--- INSTRUCTIONS TO FOLLOW ---
Copy out all of the data exactly as it appears.
━━ PROVIDED RECORDS
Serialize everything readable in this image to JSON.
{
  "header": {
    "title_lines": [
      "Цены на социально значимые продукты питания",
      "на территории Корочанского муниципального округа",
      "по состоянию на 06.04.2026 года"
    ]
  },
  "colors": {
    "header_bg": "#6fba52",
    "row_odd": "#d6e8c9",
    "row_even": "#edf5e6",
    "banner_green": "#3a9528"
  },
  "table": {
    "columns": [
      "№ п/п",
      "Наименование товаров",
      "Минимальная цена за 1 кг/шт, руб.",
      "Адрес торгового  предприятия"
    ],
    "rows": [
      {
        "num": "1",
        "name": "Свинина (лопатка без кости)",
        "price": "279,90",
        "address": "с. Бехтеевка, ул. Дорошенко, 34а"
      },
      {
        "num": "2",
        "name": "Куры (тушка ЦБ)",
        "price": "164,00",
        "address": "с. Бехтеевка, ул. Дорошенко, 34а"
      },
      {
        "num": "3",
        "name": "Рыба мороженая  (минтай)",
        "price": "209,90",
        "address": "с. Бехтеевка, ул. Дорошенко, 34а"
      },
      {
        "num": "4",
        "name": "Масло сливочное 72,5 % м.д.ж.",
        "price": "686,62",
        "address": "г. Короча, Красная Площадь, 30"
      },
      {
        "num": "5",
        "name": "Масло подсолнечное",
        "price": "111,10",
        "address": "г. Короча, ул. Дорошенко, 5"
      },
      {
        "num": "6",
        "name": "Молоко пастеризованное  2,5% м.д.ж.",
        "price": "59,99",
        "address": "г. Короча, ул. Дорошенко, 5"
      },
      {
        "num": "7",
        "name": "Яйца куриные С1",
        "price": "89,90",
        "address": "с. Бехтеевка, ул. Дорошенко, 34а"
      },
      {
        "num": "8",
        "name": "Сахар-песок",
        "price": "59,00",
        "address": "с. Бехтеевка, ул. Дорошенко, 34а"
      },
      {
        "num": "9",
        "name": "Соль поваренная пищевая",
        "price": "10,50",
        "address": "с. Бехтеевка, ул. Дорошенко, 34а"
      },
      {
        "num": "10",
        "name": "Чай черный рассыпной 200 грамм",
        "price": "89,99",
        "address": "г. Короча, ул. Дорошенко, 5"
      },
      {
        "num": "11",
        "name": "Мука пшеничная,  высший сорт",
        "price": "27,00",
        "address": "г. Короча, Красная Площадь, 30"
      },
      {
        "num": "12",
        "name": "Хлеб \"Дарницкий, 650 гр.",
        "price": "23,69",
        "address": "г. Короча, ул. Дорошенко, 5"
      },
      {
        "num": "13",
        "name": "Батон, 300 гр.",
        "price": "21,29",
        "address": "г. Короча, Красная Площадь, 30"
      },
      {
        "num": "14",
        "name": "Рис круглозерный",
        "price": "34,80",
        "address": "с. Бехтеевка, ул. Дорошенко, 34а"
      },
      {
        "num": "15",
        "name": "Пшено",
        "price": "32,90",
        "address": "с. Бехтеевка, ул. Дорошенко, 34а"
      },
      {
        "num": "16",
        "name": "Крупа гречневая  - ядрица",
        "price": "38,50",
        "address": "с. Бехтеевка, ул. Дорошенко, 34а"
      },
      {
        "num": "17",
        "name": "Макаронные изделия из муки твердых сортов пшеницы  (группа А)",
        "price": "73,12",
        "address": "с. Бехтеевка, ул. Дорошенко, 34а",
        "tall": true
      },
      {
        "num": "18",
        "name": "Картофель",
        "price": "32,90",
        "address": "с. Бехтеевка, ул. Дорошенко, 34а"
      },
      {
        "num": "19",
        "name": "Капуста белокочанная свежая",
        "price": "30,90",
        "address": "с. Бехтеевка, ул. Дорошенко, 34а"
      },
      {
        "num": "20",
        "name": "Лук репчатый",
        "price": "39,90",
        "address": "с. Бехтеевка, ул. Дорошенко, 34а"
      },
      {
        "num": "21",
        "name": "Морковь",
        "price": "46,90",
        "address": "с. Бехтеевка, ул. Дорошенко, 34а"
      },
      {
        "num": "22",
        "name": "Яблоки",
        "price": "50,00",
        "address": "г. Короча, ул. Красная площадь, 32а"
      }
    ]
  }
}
━━━━
--- FINISHED EXERCISE ---
Serialize everything readable in this image to JSON.
{
  "header": {
    "title_lines": [
      "Цены на социально значимые продукты питания",
      "на территории Корочанского муниципального округа",
      "по состоянию на 06.04.2026 года"
    ]
  },
  "colors": {
    "header_bg": "#6fba52",
    "row_odd": "#d6e8c9",
    "row_even": "#edf5e6",
    "banner_green": "#3a9528"
  },
  "table": {
    "columns": [
      "№ п/п",
      "Наименование товаров",
      "Минимальная цена за 1 кг/шт, руб.",
      "Адрес торгового  предприятия"
    ],
    "rows": [
      {
        "num": "1",
        "name": "Свинина (лопатка без кости)",
        "price": "279,90",
        "address": "с. Бехтеевка, ул. Дорошенко, 34а"
      },
      {
        "num": "2",
        "name": "Куры (тушка ЦБ)",
        "price": "164,00",
        "address": "с. Бехтеевка, ул. Дорошенко, 34а"
      },
      {
        "num": "3",
        "name": "Рыба мороженая  (минтай)",
        "price": "209,90",
        "address": "с. Бехтеевка, ул. Дорошенко, 34а"
      },
      {
        "num": "4",
        "name": "Масло сливочное 72,5 % м.д.ж.",
        "price": "686,62",
        "address": "г. Короча, Красная Площадь, 30"
      },
      {
        "num": "5",
        "name": "Масло подсолнечное",
        "price": "111,10",
        "address": "г. Короча, ул. Дорошенко, 5"
      },
      {
        "num": "6",
        "name": "Молоко пастеризованное  2,5% м.д.ж.",
        "price": "59,99",
        "address": "г. Короча, ул. Дорошенко, 5"
      },
      {
        "num": "7",
        "name": "Яйца куриные С1",
        "price": "89,90",
        "address": "с. Бехтеевка, ул. Дорошенко, 34а"
      },
      {
        "num": "8",
        "name": "Сахар-песок",
        "price": "59,00",
        "address": "с. Бехтеевка, ул. Дорошенко, 34а"
      },
      {
        "num": "9",
        "name": "Соль поваренная пищевая",
        "price": "10,50",
        "address": "с. Бехтеевка, ул. Дорошенко, 34а"
      },
      {
        "num": "10",
        "name": "Чай черный рассыпной 200 грамм",
        "price": "89,99",
        "address": "г. Короча, ул. Дорошенко, 5"
      },
      {
        "num": "11",
        "name": "Мука пшеничная,  высший сорт",
        "price": "27,00",
        "address": "г. Короча, Красная Площадь, 30"
      },
      {
        "num": "12",
        "name": "Хлеб \"Дарницкий, 650 гр.",
        "price": "23,69",
        "address": "г. Короча, ул. Дорошенко, 5"
      },
      {
        "num": "13",
        "name": "Батон, 300 гр.",
        "price": "21,29",
        "address": "г. Короча, Красная Площадь, 30"
      },
      {
        "num": "14",
        "name": "Рис круглозерный",
        "price": "34,80",
        "address": "с. Бехтеевка, ул. Дорошенко, 34а"
      },
      {
        "num": "15",
        "name": "Пшено",
        "price": "32,90",
        "address": "с. Бехтеевка, ул. Дорошенко, 34а"
      },
      {
        "num": "16",
        "name": "Крупа гречневая  - ядрица",
        "price": "38,50",
        "address": "с. Бехтеевка, ул. Дорошенко, 34а"
      },
      {
        "num": "17",
        "name": "Макаронные изделия из муки твердых сортов пшеницы  (группа А)",
        "price": "73,12",
        "address": "с. Бехтеевка, ул. Дорошенко, 34а",
        "tall": true
      },
      {
        "num": "18",
        "name": "Картофель",
        "price": "32,90",
        "address": "с. Бехтеевка, ул. Дорошенко, 34а"
      },
      {
        "num": "19",
        "name": "Капуста белокочанная свежая",
        "price": "30,90",
        "address": "с. Бехтеевка, ул. Дорошенко, 34а"
      },
      {
        "num": "20",
        "name": "Лук репчатый",
        "price": "39,90",
        "address": "с. Бехтеевка, ул. Дорошенко, 34а"
      },
      {
        "num": "21",
        "name": "Морковь",
        "price": "46,90",
        "address": "с. Бехтеевка, ул. Дорошенко, 34а"
      },
      {
        "num": "22",
        "name": "Яблоки",
        "price": "50,00",
        "address": "г. Короча, ул. Красная площадь, 32а"
      }
    ]
  }
}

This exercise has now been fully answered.